▸ What you have to do
Write out the entries below once more, exactly, with the pictures left out.

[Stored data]
##############################
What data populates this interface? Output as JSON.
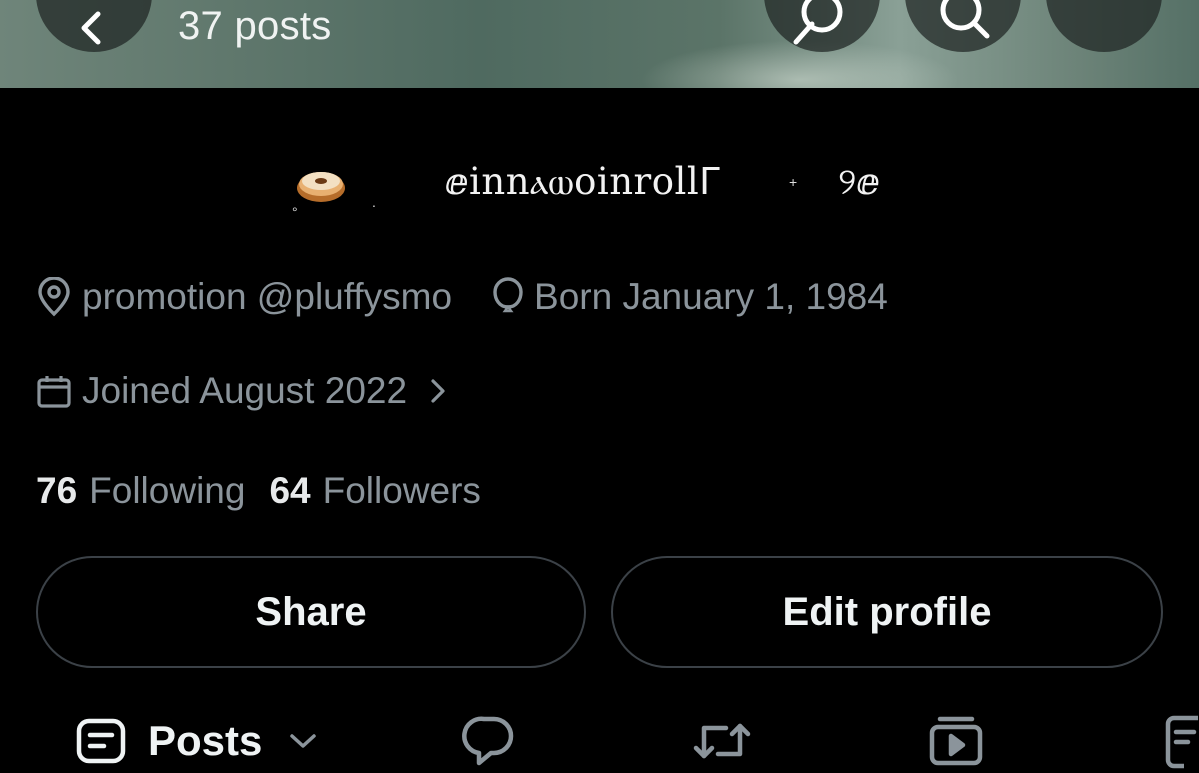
{
  "header": {
    "post_count": "37 posts"
  },
  "profile": {
    "display_name": "ⅇinnⲁⲱoinrollᒥ",
    "name_suffix": "୨ⅇ",
    "emoji": "donut",
    "location": "promotion @pluffysmo",
    "birthday": "Born January 1, 1984",
    "joined": "Joined August 2022",
    "following_count": "76",
    "following_label": "Following",
    "followers_count": "64",
    "followers_label": "Followers"
  },
  "actions": {
    "share_label": "Share",
    "edit_label": "Edit profile"
  },
  "tabs": {
    "posts_label": "Posts"
  },
  "colors": {
    "background": "#000000",
    "text_primary": "#e7e9ea",
    "text_secondary": "#8b949b",
    "border": "#3b4147"
  }
}
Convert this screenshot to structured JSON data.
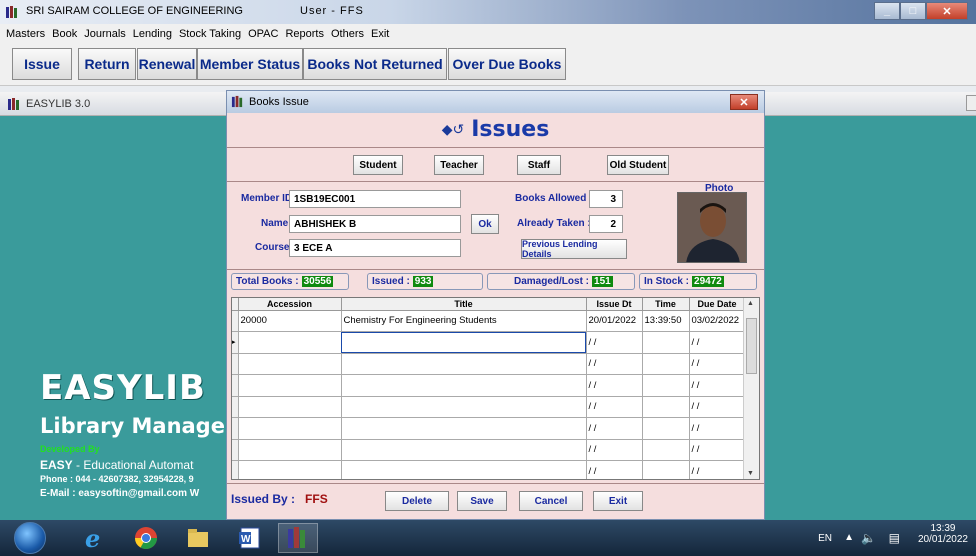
{
  "main_window": {
    "title": "SRI SAIRAM COLLEGE OF ENGINEERING",
    "user_label": "User - FFS"
  },
  "menu": [
    "Masters",
    "Book",
    "Journals",
    "Lending",
    "Stock Taking",
    "OPAC",
    "Reports",
    "Others",
    "Exit"
  ],
  "toolbar": {
    "issue": "Issue",
    "return": "Return",
    "renewal": "Renewal",
    "member_status": "Member Status",
    "books_not_returned": "Books Not Returned",
    "over_due_books": "Over Due Books"
  },
  "easylib_window": {
    "title": "EASYLIB 3.0",
    "brand": "EASYLIB",
    "subtitle": "Library Manage",
    "developed_by": "Developed By",
    "company_prefix": "EASY",
    "company_rest": " - Educational Automat",
    "phone": "Phone : 044 - 42607382, 32954228, 9",
    "email": "E-Mail : easysoftin@gmail.com    W"
  },
  "dialog": {
    "title": "Books Issue",
    "heading": "Issues",
    "member_types": [
      "Student",
      "Teacher",
      "Staff",
      "Old Student"
    ],
    "member_id_label": "Member ID :",
    "member_id": "1SB19EC001",
    "name_label": "Name :",
    "name": "ABHISHEK  B",
    "ok_label": "Ok",
    "course_label": "Course :",
    "course": "3 ECE A",
    "books_allowed_label": "Books Allowed :",
    "books_allowed": "3",
    "already_taken_label": "Already Taken :",
    "already_taken": "2",
    "prev_lending_label": "Previous Lending Details",
    "photo_label": "Photo",
    "stats": {
      "total_books_label": "Total Books :",
      "total_books": "30556",
      "issued_label": "Issued :",
      "issued": "933",
      "damaged_label": "Damaged/Lost :",
      "damaged": "151",
      "in_stock_label": "In Stock :",
      "in_stock": "29472"
    },
    "grid": {
      "columns": [
        "Accession",
        "Title",
        "Issue Dt",
        "Time",
        "Due Date"
      ],
      "rows": [
        [
          "20000",
          "Chemistry For Engineering Students",
          "20/01/2022",
          "13:39:50",
          "03/02/2022"
        ],
        [
          "",
          "",
          "/ /",
          "",
          "/ /"
        ],
        [
          "",
          "",
          "/ /",
          "",
          "/ /"
        ],
        [
          "",
          "",
          "/ /",
          "",
          "/ /"
        ],
        [
          "",
          "",
          "/ /",
          "",
          "/ /"
        ],
        [
          "",
          "",
          "/ /",
          "",
          "/ /"
        ],
        [
          "",
          "",
          "/ /",
          "",
          "/ /"
        ],
        [
          "",
          "",
          "/ /",
          "",
          "/ /"
        ]
      ]
    },
    "issued_by_label": "Issued By :",
    "issued_by": "FFS",
    "actions": [
      "Delete",
      "Save",
      "Cancel",
      "Exit"
    ]
  },
  "taskbar": {
    "lang": "EN",
    "time": "13:39",
    "date": "20/01/2022"
  }
}
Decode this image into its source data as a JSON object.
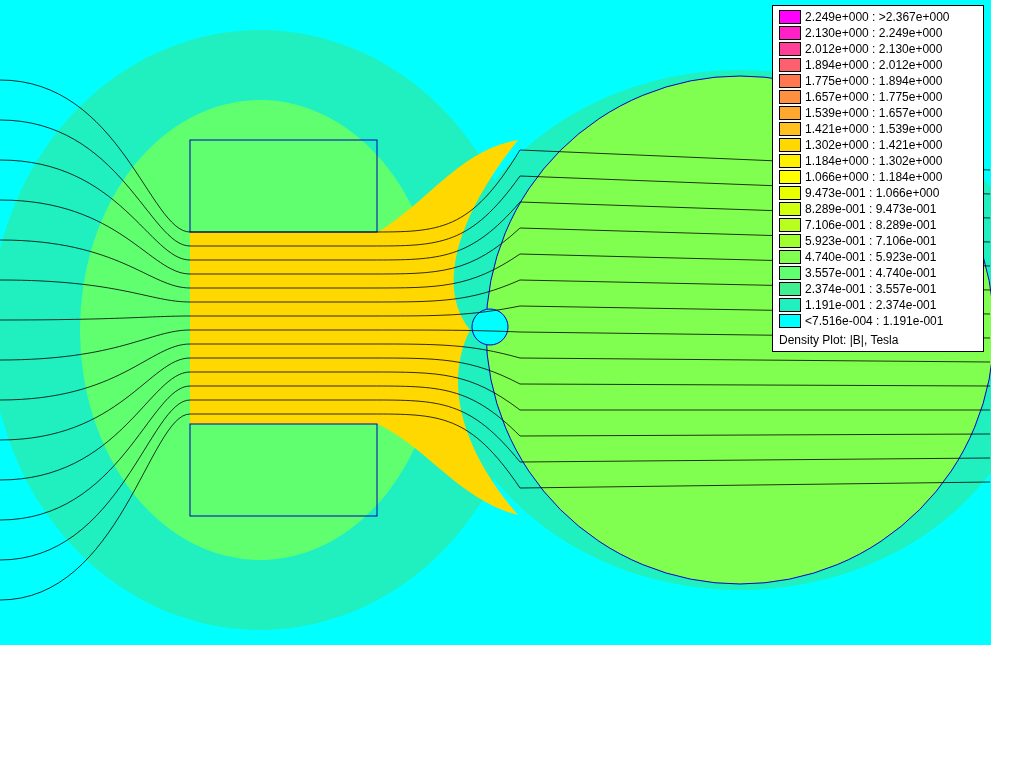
{
  "legend": {
    "items": [
      {
        "label": "2.249e+000 : >2.367e+000",
        "color": "#ff00ff"
      },
      {
        "label": "2.130e+000 : 2.249e+000",
        "color": "#ff20c8"
      },
      {
        "label": "2.012e+000 : 2.130e+000",
        "color": "#ff4098"
      },
      {
        "label": "1.894e+000 : 2.012e+000",
        "color": "#ff6070"
      },
      {
        "label": "1.775e+000 : 1.894e+000",
        "color": "#ff7850"
      },
      {
        "label": "1.657e+000 : 1.775e+000",
        "color": "#ff9040"
      },
      {
        "label": "1.539e+000 : 1.657e+000",
        "color": "#ffa830"
      },
      {
        "label": "1.421e+000 : 1.539e+000",
        "color": "#ffc020"
      },
      {
        "label": "1.302e+000 : 1.421e+000",
        "color": "#ffd800"
      },
      {
        "label": "1.184e+000 : 1.302e+000",
        "color": "#fff000"
      },
      {
        "label": "1.066e+000 : 1.184e+000",
        "color": "#ffff00"
      },
      {
        "label": "9.473e-001 : 1.066e+000",
        "color": "#e8ff00"
      },
      {
        "label": "8.289e-001 : 9.473e-001",
        "color": "#d0ff10"
      },
      {
        "label": "7.106e-001 : 8.289e-001",
        "color": "#b8ff20"
      },
      {
        "label": "5.923e-001 : 7.106e-001",
        "color": "#a0ff30"
      },
      {
        "label": "4.740e-001 : 5.923e-001",
        "color": "#80ff50"
      },
      {
        "label": "3.557e-001 : 4.740e-001",
        "color": "#60ff70"
      },
      {
        "label": "2.374e-001 : 3.557e-001",
        "color": "#40f090"
      },
      {
        "label": "1.191e-001 : 2.374e-001",
        "color": "#20f0c0"
      },
      {
        "label": "<7.516e-004 : 1.191e-001",
        "color": "#00ffff"
      }
    ],
    "caption": "Density Plot: |B|, Tesla"
  }
}
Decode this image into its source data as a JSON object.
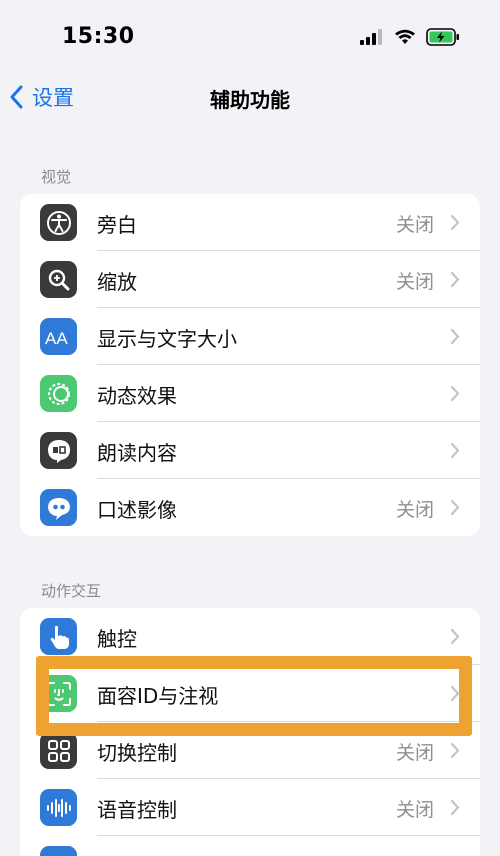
{
  "status": {
    "time": "15:30"
  },
  "nav": {
    "back_label": "设置",
    "title": "辅助功能"
  },
  "sections": [
    {
      "header": "视觉",
      "items": [
        {
          "label": "旁白",
          "value": "关闭",
          "icon": "voiceover-icon",
          "color": "#3a3a3c"
        },
        {
          "label": "缩放",
          "value": "关闭",
          "icon": "zoom-icon",
          "color": "#3a3a3c"
        },
        {
          "label": "显示与文字大小",
          "value": "",
          "icon": "text-size-icon",
          "color": "#2f7ad8"
        },
        {
          "label": "动态效果",
          "value": "",
          "icon": "motion-icon",
          "color": "#4cc870"
        },
        {
          "label": "朗读内容",
          "value": "",
          "icon": "spoken-content-icon",
          "color": "#3a3a3c"
        },
        {
          "label": "口述影像",
          "value": "关闭",
          "icon": "audio-description-icon",
          "color": "#2f7ad8"
        }
      ]
    },
    {
      "header": "动作交互",
      "items": [
        {
          "label": "触控",
          "value": "",
          "icon": "touch-icon",
          "color": "#2f7ad8"
        },
        {
          "label": "面容ID与注视",
          "value": "",
          "icon": "face-id-icon",
          "color": "#4cc870"
        },
        {
          "label": "切换控制",
          "value": "关闭",
          "icon": "switch-control-icon",
          "color": "#3a3a3c"
        },
        {
          "label": "语音控制",
          "value": "关闭",
          "icon": "voice-control-icon",
          "color": "#2f7ad8"
        }
      ]
    }
  ]
}
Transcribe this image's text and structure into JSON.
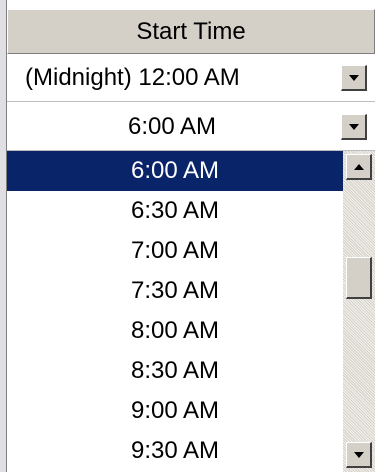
{
  "header": {
    "label": "Start Time"
  },
  "fields": [
    {
      "value": "(Midnight) 12:00 AM",
      "button_icon": "dropdown-arrow-icon"
    },
    {
      "value": "6:00 AM",
      "button_icon": "dropdown-arrow-icon"
    }
  ],
  "dropdown": {
    "items": [
      "6:00 AM",
      "6:30 AM",
      "7:00 AM",
      "7:30 AM",
      "8:00 AM",
      "8:30 AM",
      "9:00 AM",
      "9:30 AM"
    ],
    "selected": "6:00 AM",
    "scroll_position": 0.35
  },
  "colors": {
    "selection": "#0a246a",
    "face": "#d4d0c8"
  }
}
##############################
▸ Written answer
What data populates this interface? Output as JSON.
{
  "header": {
    "post_count": "37 posts"
  },
  "profile": {
    "display_name": "ⅇinnⲁⲱoinrollᒥ",
    "name_suffix": "୨ⅇ",
    "emoji": "donut",
    "location": "promotion @pluffysmo",
    "birthday": "Born January 1, 1984",
    "joined": "Joined August 2022",
    "following_count": "76",
    "following_label": "Following",
    "followers_count": "64",
    "followers_label": "Followers"
  },
  "actions": {
    "share_label": "Share",
    "edit_label": "Edit profile"
  },
  "tabs": {
    "posts_label": "Posts"
  },
  "colors": {
    "background": "#000000",
    "text_primary": "#e7e9ea",
    "text_secondary": "#8b949b",
    "border": "#3b4147"
  }
}
Convert this screenshot to structured JSON data.
{
  "main_window": {
    "title": "SRI SAIRAM COLLEGE OF ENGINEERING",
    "user_label": "User - FFS"
  },
  "menu": [
    "Masters",
    "Book",
    "Journals",
    "Lending",
    "Stock Taking",
    "OPAC",
    "Reports",
    "Others",
    "Exit"
  ],
  "toolbar": {
    "issue": "Issue",
    "return": "Return",
    "renewal": "Renewal",
    "member_status": "Member Status",
    "books_not_returned": "Books Not Returned",
    "over_due_books": "Over Due Books"
  },
  "easylib_window": {
    "title": "EASYLIB 3.0",
    "brand": "EASYLIB",
    "subtitle": "Library Manage",
    "developed_by": "Developed By",
    "company_prefix": "EASY",
    "company_rest": " - Educational Automat",
    "phone": "Phone : 044 - 42607382, 32954228, 9",
    "email": "E-Mail : easysoftin@gmail.com    W"
  },
  "dialog": {
    "title": "Books Issue",
    "heading": "Issues",
    "member_types": [
      "Student",
      "Teacher",
      "Staff",
      "Old Student"
    ],
    "member_id_label": "Member ID :",
    "member_id": "1SB19EC001",
    "name_label": "Name :",
    "name": "ABHISHEK  B",
    "ok_label": "Ok",
    "course_label": "Course :",
    "course": "3 ECE A",
    "books_allowed_label": "Books Allowed :",
    "books_allowed": "3",
    "already_taken_label": "Already Taken :",
    "already_taken": "2",
    "prev_lending_label": "Previous Lending Details",
    "photo_label": "Photo",
    "stats": {
      "total_books_label": "Total Books :",
      "total_books": "30556",
      "issued_label": "Issued :",
      "issued": "933",
      "damaged_label": "Damaged/Lost :",
      "damaged": "151",
      "in_stock_label": "In Stock :",
      "in_stock": "29472"
    },
    "grid": {
      "columns": [
        "Accession",
        "Title",
        "Issue Dt",
        "Time",
        "Due Date"
      ],
      "rows": [
        [
          "20000",
          "Chemistry For Engineering Students",
          "20/01/2022",
          "13:39:50",
          "03/02/2022"
        ],
        [
          "",
          "",
          "/ /",
          "",
          "/ /"
        ],
        [
          "",
          "",
          "/ /",
          "",
          "/ /"
        ],
        [
          "",
          "",
          "/ /",
          "",
          "/ /"
        ],
        [
          "",
          "",
          "/ /",
          "",
          "/ /"
        ],
        [
          "",
          "",
          "/ /",
          "",
          "/ /"
        ],
        [
          "",
          "",
          "/ /",
          "",
          "/ /"
        ],
        [
          "",
          "",
          "/ /",
          "",
          "/ /"
        ]
      ]
    },
    "issued_by_label": "Issued By :",
    "issued_by": "FFS",
    "actions": [
      "Delete",
      "Save",
      "Cancel",
      "Exit"
    ]
  },
  "taskbar": {
    "lang": "EN",
    "time": "13:39",
    "date": "20/01/2022"
  }
}
Decode this image into its source data as a JSON object.
{
  "legend": {
    "items": [
      {
        "label": "2.249e+000 : >2.367e+000",
        "color": "#ff00ff"
      },
      {
        "label": "2.130e+000 : 2.249e+000",
        "color": "#ff20c8"
      },
      {
        "label": "2.012e+000 : 2.130e+000",
        "color": "#ff4098"
      },
      {
        "label": "1.894e+000 : 2.012e+000",
        "color": "#ff6070"
      },
      {
        "label": "1.775e+000 : 1.894e+000",
        "color": "#ff7850"
      },
      {
        "label": "1.657e+000 : 1.775e+000",
        "color": "#ff9040"
      },
      {
        "label": "1.539e+000 : 1.657e+000",
        "color": "#ffa830"
      },
      {
        "label": "1.421e+000 : 1.539e+000",
        "color": "#ffc020"
      },
      {
        "label": "1.302e+000 : 1.421e+000",
        "color": "#ffd800"
      },
      {
        "label": "1.184e+000 : 1.302e+000",
        "color": "#fff000"
      },
      {
        "label": "1.066e+000 : 1.184e+000",
        "color": "#ffff00"
      },
      {
        "label": "9.473e-001 : 1.066e+000",
        "color": "#e8ff00"
      },
      {
        "label": "8.289e-001 : 9.473e-001",
        "color": "#d0ff10"
      },
      {
        "label": "7.106e-001 : 8.289e-001",
        "color": "#b8ff20"
      },
      {
        "label": "5.923e-001 : 7.106e-001",
        "color": "#a0ff30"
      },
      {
        "label": "4.740e-001 : 5.923e-001",
        "color": "#80ff50"
      },
      {
        "label": "3.557e-001 : 4.740e-001",
        "color": "#60ff70"
      },
      {
        "label": "2.374e-001 : 3.557e-001",
        "color": "#40f090"
      },
      {
        "label": "1.191e-001 : 2.374e-001",
        "color": "#20f0c0"
      },
      {
        "label": "<7.516e-004 : 1.191e-001",
        "color": "#00ffff"
      }
    ],
    "caption": "Density Plot: |B|, Tesla"
  }
}
Decode this image into its source data as a JSON object.
{
  "status": {
    "time": "15:30"
  },
  "nav": {
    "back_label": "设置",
    "title": "辅助功能"
  },
  "sections": [
    {
      "header": "视觉",
      "items": [
        {
          "label": "旁白",
          "value": "关闭",
          "icon": "voiceover-icon",
          "color": "#3a3a3c"
        },
        {
          "label": "缩放",
          "value": "关闭",
          "icon": "zoom-icon",
          "color": "#3a3a3c"
        },
        {
          "label": "显示与文字大小",
          "value": "",
          "icon": "text-size-icon",
          "color": "#2f7ad8"
        },
        {
          "label": "动态效果",
          "value": "",
          "icon": "motion-icon",
          "color": "#4cc870"
        },
        {
          "label": "朗读内容",
          "value": "",
          "icon": "spoken-content-icon",
          "color": "#3a3a3c"
        },
        {
          "label": "口述影像",
          "value": "关闭",
          "icon": "audio-description-icon",
          "color": "#2f7ad8"
        }
      ]
    },
    {
      "header": "动作交互",
      "items": [
        {
          "label": "触控",
          "value": "",
          "icon": "touch-icon",
          "color": "#2f7ad8"
        },
        {
          "label": "面容ID与注视",
          "value": "",
          "icon": "face-id-icon",
          "color": "#4cc870"
        },
        {
          "label": "切换控制",
          "value": "关闭",
          "icon": "switch-control-icon",
          "color": "#3a3a3c"
        },
        {
          "label": "语音控制",
          "value": "关闭",
          "icon": "voice-control-icon",
          "color": "#2f7ad8"
        }
      ]
    }
  ]
}
Transcribe this image's text and structure into JSON.
{
  "header": {
    "label": "Start Time"
  },
  "fields": [
    {
      "value": "(Midnight) 12:00 AM",
      "button_icon": "dropdown-arrow-icon"
    },
    {
      "value": "6:00 AM",
      "button_icon": "dropdown-arrow-icon"
    }
  ],
  "dropdown": {
    "items": [
      "6:00 AM",
      "6:30 AM",
      "7:00 AM",
      "7:30 AM",
      "8:00 AM",
      "8:30 AM",
      "9:00 AM",
      "9:30 AM"
    ],
    "selected": "6:00 AM",
    "scroll_position": 0.35
  },
  "colors": {
    "selection": "#0a246a",
    "face": "#d4d0c8"
  }
}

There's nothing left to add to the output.